__WHAT YOU WILL DO__
Filter the listing below, copying every line in which the word "screenshot" appears.

*-*-*

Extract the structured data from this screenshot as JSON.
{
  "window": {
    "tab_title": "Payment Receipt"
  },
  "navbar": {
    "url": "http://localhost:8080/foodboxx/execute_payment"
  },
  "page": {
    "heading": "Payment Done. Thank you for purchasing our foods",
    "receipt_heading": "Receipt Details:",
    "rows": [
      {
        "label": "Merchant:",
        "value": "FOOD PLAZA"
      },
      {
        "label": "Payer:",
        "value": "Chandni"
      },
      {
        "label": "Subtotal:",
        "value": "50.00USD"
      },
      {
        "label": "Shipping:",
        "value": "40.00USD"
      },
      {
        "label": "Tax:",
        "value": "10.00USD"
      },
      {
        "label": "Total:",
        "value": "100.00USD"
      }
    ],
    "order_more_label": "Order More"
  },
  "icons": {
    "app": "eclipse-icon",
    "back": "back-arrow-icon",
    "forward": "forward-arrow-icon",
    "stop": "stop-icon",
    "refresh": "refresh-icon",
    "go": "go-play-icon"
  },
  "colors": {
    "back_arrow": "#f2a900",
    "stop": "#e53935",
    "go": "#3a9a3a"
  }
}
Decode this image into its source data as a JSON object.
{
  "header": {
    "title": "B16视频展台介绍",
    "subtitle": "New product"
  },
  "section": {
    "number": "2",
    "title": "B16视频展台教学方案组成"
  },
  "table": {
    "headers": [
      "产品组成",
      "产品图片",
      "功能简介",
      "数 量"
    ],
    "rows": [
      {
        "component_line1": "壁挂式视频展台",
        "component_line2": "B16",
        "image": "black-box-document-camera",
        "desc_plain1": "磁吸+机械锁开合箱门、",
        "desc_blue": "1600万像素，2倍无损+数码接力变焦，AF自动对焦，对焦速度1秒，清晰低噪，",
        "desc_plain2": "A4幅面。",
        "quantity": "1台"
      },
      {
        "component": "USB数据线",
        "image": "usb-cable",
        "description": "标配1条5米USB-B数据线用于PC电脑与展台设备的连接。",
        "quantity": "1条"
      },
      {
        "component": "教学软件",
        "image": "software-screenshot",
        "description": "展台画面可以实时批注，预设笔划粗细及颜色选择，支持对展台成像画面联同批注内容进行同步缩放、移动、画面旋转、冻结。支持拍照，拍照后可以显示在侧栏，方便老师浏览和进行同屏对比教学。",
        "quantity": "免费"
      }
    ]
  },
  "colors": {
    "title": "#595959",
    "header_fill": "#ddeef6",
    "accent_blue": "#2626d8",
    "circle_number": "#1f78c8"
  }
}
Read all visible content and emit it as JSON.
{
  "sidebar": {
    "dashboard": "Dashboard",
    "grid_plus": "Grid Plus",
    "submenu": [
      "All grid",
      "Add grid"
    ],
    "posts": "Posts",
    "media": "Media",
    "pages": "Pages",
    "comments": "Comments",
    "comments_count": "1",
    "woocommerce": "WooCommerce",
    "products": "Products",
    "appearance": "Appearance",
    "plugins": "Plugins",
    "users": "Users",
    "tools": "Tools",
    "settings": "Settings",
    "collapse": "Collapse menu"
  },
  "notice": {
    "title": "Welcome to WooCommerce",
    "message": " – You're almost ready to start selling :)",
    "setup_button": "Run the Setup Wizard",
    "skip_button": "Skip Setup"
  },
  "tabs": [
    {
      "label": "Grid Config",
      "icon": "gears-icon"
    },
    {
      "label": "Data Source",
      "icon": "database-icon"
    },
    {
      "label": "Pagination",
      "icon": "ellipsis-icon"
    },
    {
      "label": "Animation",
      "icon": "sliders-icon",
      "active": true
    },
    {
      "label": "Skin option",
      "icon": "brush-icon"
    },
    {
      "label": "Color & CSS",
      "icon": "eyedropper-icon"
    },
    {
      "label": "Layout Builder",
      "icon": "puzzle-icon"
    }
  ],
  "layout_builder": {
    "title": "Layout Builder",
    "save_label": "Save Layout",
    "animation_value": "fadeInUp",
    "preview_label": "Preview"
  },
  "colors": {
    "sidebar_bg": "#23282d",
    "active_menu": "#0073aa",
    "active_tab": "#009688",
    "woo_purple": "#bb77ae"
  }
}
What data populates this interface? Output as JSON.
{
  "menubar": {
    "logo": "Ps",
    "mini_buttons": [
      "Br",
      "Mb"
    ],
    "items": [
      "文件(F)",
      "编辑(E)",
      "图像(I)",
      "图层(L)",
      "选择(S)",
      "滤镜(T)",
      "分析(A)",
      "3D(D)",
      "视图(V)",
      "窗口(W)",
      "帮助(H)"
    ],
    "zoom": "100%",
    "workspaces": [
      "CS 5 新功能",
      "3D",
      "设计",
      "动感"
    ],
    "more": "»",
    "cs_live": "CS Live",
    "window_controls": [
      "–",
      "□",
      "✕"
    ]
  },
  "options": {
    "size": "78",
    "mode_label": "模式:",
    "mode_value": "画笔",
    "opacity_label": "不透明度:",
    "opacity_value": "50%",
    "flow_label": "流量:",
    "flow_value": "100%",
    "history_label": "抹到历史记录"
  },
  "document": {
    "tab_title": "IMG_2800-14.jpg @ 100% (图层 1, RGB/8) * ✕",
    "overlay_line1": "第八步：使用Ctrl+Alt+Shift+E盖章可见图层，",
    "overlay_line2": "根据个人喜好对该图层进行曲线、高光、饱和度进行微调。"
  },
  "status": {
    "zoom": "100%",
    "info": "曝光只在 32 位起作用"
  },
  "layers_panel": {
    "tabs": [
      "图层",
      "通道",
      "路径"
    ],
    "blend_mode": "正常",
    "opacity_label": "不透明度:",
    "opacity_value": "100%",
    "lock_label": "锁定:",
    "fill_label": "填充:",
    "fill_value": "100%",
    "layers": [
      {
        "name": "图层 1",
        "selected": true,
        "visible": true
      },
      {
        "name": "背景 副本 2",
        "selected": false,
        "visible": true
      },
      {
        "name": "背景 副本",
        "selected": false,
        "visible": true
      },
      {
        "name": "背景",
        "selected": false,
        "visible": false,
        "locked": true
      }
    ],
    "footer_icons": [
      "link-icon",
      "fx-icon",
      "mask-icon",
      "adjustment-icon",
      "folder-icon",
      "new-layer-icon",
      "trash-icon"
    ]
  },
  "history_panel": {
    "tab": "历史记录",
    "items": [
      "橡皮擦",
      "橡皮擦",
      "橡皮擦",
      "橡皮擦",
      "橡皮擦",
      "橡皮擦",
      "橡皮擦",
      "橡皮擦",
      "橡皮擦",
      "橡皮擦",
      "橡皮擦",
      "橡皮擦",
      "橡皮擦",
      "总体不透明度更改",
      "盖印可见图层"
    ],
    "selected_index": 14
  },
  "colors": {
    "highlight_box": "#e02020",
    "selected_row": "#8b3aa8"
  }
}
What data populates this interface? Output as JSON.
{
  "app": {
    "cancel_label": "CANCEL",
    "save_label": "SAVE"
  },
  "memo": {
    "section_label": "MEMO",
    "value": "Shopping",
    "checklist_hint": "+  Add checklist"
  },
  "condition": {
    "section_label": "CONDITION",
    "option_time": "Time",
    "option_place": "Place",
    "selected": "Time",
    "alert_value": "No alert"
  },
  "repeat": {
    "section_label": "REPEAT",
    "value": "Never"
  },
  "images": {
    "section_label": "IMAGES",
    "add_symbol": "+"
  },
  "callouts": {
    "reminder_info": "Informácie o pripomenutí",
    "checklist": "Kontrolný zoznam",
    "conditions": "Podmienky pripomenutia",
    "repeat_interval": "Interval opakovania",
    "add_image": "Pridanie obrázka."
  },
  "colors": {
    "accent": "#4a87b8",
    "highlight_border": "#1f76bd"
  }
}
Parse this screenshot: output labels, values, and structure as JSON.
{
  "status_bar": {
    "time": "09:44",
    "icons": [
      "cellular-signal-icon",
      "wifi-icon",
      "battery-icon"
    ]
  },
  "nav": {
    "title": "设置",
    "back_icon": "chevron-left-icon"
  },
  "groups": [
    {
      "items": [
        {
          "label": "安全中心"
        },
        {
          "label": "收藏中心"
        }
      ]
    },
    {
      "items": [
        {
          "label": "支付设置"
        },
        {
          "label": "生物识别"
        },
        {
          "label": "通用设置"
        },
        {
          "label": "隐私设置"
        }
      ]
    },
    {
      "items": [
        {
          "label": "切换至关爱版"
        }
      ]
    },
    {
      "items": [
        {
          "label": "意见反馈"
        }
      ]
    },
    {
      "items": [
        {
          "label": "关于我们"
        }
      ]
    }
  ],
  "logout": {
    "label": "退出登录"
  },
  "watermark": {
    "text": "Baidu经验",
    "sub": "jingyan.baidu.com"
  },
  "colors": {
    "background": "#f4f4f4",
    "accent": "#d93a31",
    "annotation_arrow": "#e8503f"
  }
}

*-*-*

__RESULT OF THE TASK__
Extract the structured data from this screenshot as JSON.
        "image": "software-screenshot",
Parse this screenshot: output labels, values, and structure as JSON.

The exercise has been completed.